• **TASK GOAL**: Set down the records once more, please, exactly and with the pictures left out.
++++ ENTRIES
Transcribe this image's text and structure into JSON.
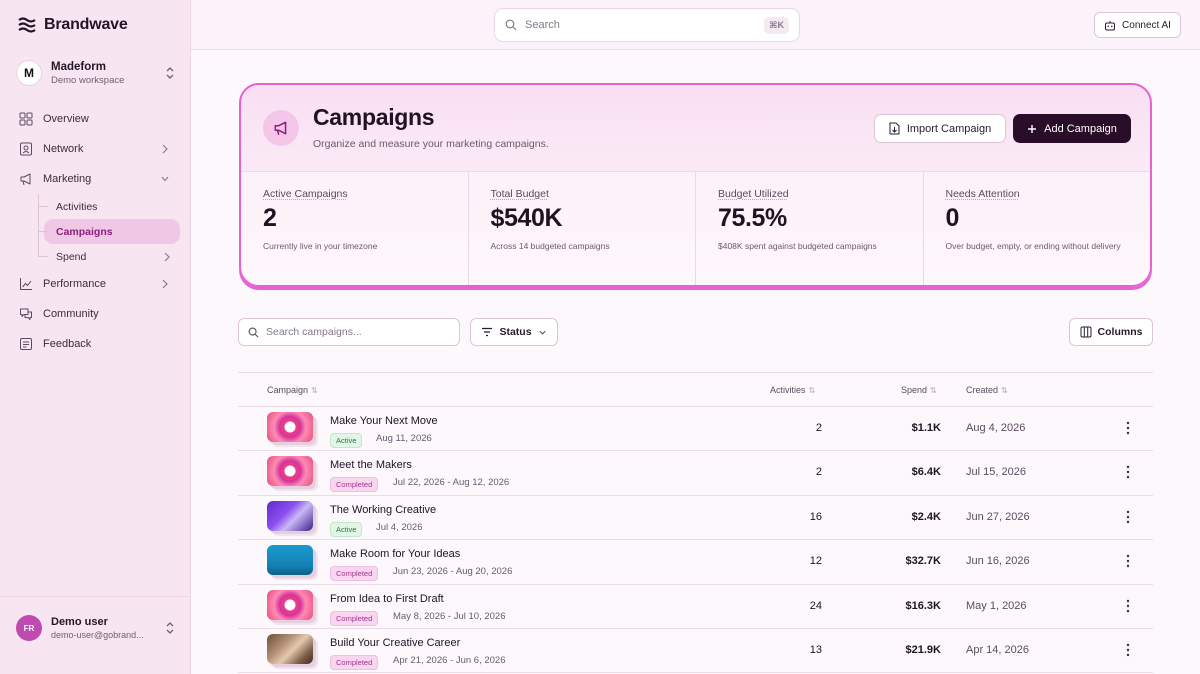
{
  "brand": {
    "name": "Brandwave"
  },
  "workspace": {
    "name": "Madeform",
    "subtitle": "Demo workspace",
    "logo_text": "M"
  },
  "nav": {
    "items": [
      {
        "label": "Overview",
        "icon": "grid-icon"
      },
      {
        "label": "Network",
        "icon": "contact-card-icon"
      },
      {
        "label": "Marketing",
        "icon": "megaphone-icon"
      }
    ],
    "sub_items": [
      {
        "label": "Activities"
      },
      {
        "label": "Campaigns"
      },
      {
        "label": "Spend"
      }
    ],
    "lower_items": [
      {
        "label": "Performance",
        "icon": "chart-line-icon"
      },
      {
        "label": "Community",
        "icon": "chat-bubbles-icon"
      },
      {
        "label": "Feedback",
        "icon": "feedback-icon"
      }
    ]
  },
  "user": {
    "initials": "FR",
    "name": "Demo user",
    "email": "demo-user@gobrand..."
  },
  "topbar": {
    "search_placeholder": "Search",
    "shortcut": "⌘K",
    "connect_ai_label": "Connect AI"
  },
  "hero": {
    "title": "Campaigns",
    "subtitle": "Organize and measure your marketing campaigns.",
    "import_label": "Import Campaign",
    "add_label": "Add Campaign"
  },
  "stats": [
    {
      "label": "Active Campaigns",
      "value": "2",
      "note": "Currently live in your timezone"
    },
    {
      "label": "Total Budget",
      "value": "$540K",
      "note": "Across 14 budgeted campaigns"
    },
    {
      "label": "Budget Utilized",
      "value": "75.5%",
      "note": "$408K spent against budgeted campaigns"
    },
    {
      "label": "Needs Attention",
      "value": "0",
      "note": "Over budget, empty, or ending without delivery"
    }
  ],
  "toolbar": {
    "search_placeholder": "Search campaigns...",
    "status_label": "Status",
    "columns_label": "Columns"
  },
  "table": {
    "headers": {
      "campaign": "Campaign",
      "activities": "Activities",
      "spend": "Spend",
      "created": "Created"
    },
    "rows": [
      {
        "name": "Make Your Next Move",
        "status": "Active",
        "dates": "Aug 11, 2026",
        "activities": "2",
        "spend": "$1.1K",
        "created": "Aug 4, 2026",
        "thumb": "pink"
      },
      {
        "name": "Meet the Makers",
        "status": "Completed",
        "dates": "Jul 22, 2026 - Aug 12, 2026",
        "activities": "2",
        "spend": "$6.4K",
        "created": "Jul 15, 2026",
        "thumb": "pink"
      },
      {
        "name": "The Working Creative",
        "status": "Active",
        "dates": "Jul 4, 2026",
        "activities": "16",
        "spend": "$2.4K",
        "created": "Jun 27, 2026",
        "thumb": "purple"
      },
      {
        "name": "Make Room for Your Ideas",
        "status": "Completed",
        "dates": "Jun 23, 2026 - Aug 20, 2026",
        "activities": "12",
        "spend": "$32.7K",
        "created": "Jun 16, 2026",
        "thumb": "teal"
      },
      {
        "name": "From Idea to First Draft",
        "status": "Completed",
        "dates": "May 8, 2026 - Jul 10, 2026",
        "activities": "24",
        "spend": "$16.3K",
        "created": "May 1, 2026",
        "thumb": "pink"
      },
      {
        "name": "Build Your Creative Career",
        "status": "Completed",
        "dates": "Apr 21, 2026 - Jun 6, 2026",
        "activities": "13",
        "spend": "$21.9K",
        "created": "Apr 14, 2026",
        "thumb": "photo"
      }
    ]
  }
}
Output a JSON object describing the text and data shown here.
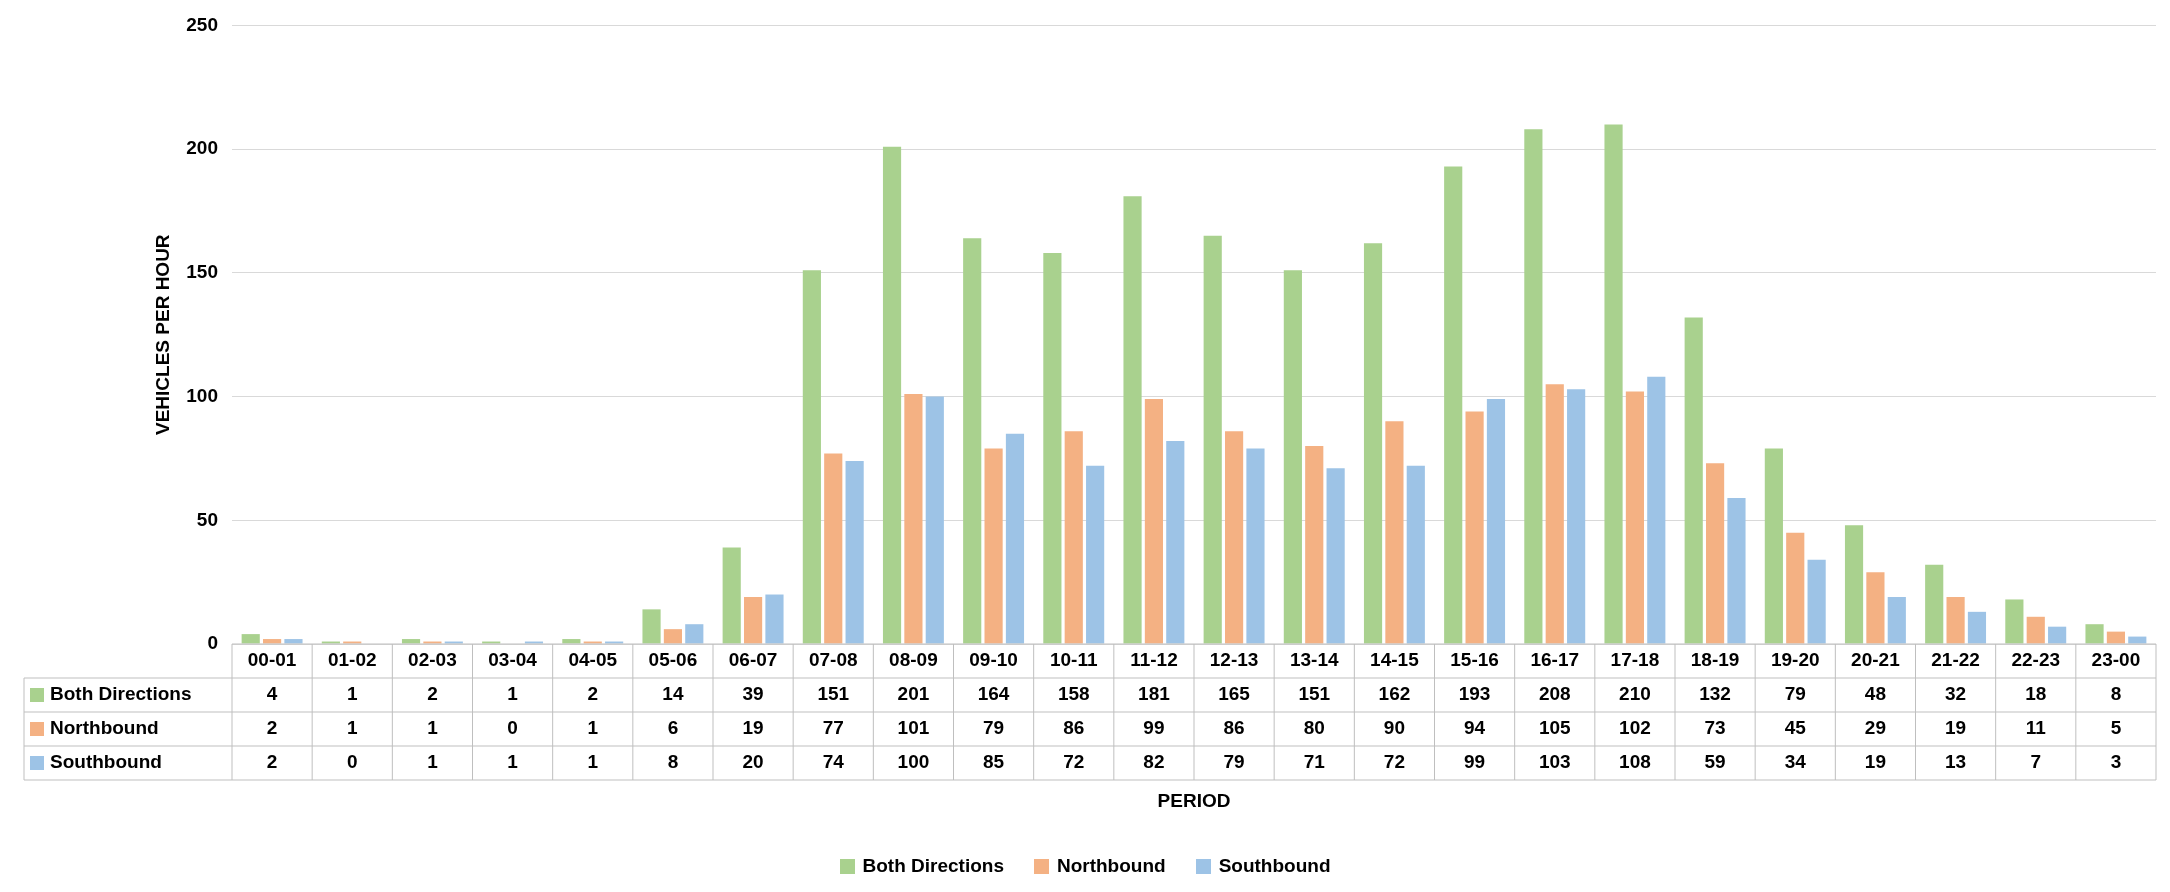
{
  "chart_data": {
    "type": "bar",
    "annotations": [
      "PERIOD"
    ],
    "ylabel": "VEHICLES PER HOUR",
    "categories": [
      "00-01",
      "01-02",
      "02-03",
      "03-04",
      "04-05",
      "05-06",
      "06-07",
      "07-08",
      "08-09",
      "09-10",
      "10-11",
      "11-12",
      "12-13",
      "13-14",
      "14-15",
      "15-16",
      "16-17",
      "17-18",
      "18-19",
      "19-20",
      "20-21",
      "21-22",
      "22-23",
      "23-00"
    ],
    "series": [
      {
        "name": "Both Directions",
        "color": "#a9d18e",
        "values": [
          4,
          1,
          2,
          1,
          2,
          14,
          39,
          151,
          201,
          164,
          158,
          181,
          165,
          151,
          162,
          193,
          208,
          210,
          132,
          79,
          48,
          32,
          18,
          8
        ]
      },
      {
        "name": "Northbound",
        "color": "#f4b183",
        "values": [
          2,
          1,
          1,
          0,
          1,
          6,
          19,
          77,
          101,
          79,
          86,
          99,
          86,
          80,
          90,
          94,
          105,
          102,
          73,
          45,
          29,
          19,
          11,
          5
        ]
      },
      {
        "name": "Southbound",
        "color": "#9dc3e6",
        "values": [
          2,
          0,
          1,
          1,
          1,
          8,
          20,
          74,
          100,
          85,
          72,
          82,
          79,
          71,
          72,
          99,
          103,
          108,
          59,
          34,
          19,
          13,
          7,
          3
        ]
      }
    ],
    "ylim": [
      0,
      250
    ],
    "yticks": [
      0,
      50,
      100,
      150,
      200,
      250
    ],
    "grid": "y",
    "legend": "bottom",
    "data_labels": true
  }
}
++++++++
• **OUTPUT BELOW**:
Transcribe this image's text and structure into JSON.
{
  "brand": {
    "name": "Brandwave"
  },
  "workspace": {
    "name": "Madeform",
    "subtitle": "Demo workspace",
    "logo_text": "M"
  },
  "nav": {
    "items": [
      {
        "label": "Overview",
        "icon": "grid-icon"
      },
      {
        "label": "Network",
        "icon": "contact-card-icon"
      },
      {
        "label": "Marketing",
        "icon": "megaphone-icon"
      }
    ],
    "sub_items": [
      {
        "label": "Activities"
      },
      {
        "label": "Campaigns"
      },
      {
        "label": "Spend"
      }
    ],
    "lower_items": [
      {
        "label": "Performance",
        "icon": "chart-line-icon"
      },
      {
        "label": "Community",
        "icon": "chat-bubbles-icon"
      },
      {
        "label": "Feedback",
        "icon": "feedback-icon"
      }
    ]
  },
  "user": {
    "initials": "FR",
    "name": "Demo user",
    "email": "demo-user@gobrand..."
  },
  "topbar": {
    "search_placeholder": "Search",
    "shortcut": "⌘K",
    "connect_ai_label": "Connect AI"
  },
  "hero": {
    "title": "Campaigns",
    "subtitle": "Organize and measure your marketing campaigns.",
    "import_label": "Import Campaign",
    "add_label": "Add Campaign"
  },
  "stats": [
    {
      "label": "Active Campaigns",
      "value": "2",
      "note": "Currently live in your timezone"
    },
    {
      "label": "Total Budget",
      "value": "$540K",
      "note": "Across 14 budgeted campaigns"
    },
    {
      "label": "Budget Utilized",
      "value": "75.5%",
      "note": "$408K spent against budgeted campaigns"
    },
    {
      "label": "Needs Attention",
      "value": "0",
      "note": "Over budget, empty, or ending without delivery"
    }
  ],
  "toolbar": {
    "search_placeholder": "Search campaigns...",
    "status_label": "Status",
    "columns_label": "Columns"
  },
  "table": {
    "headers": {
      "campaign": "Campaign",
      "activities": "Activities",
      "spend": "Spend",
      "created": "Created"
    },
    "rows": [
      {
        "name": "Make Your Next Move",
        "status": "Active",
        "dates": "Aug 11, 2026",
        "activities": "2",
        "spend": "$1.1K",
        "created": "Aug 4, 2026",
        "thumb": "pink"
      },
      {
        "name": "Meet the Makers",
        "status": "Completed",
        "dates": "Jul 22, 2026 - Aug 12, 2026",
        "activities": "2",
        "spend": "$6.4K",
        "created": "Jul 15, 2026",
        "thumb": "pink"
      },
      {
        "name": "The Working Creative",
        "status": "Active",
        "dates": "Jul 4, 2026",
        "activities": "16",
        "spend": "$2.4K",
        "created": "Jun 27, 2026",
        "thumb": "purple"
      },
      {
        "name": "Make Room for Your Ideas",
        "status": "Completed",
        "dates": "Jun 23, 2026 - Aug 20, 2026",
        "activities": "12",
        "spend": "$32.7K",
        "created": "Jun 16, 2026",
        "thumb": "teal"
      },
      {
        "name": "From Idea to First Draft",
        "status": "Completed",
        "dates": "May 8, 2026 - Jul 10, 2026",
        "activities": "24",
        "spend": "$16.3K",
        "created": "May 1, 2026",
        "thumb": "pink"
      },
      {
        "name": "Build Your Creative Career",
        "status": "Completed",
        "dates": "Apr 21, 2026 - Jun 6, 2026",
        "activities": "13",
        "spend": "$21.9K",
        "created": "Apr 14, 2026",
        "thumb": "photo"
      }
    ]
  }
}
Output a JSON object describing the text and data shown here.
{
  "chart_data": {
    "type": "bar",
    "annotations": [
      "PERIOD"
    ],
    "ylabel": "VEHICLES PER HOUR",
    "categories": [
      "00-01",
      "01-02",
      "02-03",
      "03-04",
      "04-05",
      "05-06",
      "06-07",
      "07-08",
      "08-09",
      "09-10",
      "10-11",
      "11-12",
      "12-13",
      "13-14",
      "14-15",
      "15-16",
      "16-17",
      "17-18",
      "18-19",
      "19-20",
      "20-21",
      "21-22",
      "22-23",
      "23-00"
    ],
    "series": [
      {
        "name": "Both Directions",
        "color": "#a9d18e",
        "values": [
          4,
          1,
          2,
          1,
          2,
          14,
          39,
          151,
          201,
          164,
          158,
          181,
          165,
          151,
          162,
          193,
          208,
          210,
          132,
          79,
          48,
          32,
          18,
          8
        ]
      },
      {
        "name": "Northbound",
        "color": "#f4b183",
        "values": [
          2,
          1,
          1,
          0,
          1,
          6,
          19,
          77,
          101,
          79,
          86,
          99,
          86,
          80,
          90,
          94,
          105,
          102,
          73,
          45,
          29,
          19,
          11,
          5
        ]
      },
      {
        "name": "Southbound",
        "color": "#9dc3e6",
        "values": [
          2,
          0,
          1,
          1,
          1,
          8,
          20,
          74,
          100,
          85,
          72,
          82,
          79,
          71,
          72,
          99,
          103,
          108,
          59,
          34,
          19,
          13,
          7,
          3
        ]
      }
    ],
    "ylim": [
      0,
      250
    ],
    "yticks": [
      0,
      50,
      100,
      150,
      200,
      250
    ],
    "grid": "y",
    "legend": "bottom",
    "data_labels": true
  }
}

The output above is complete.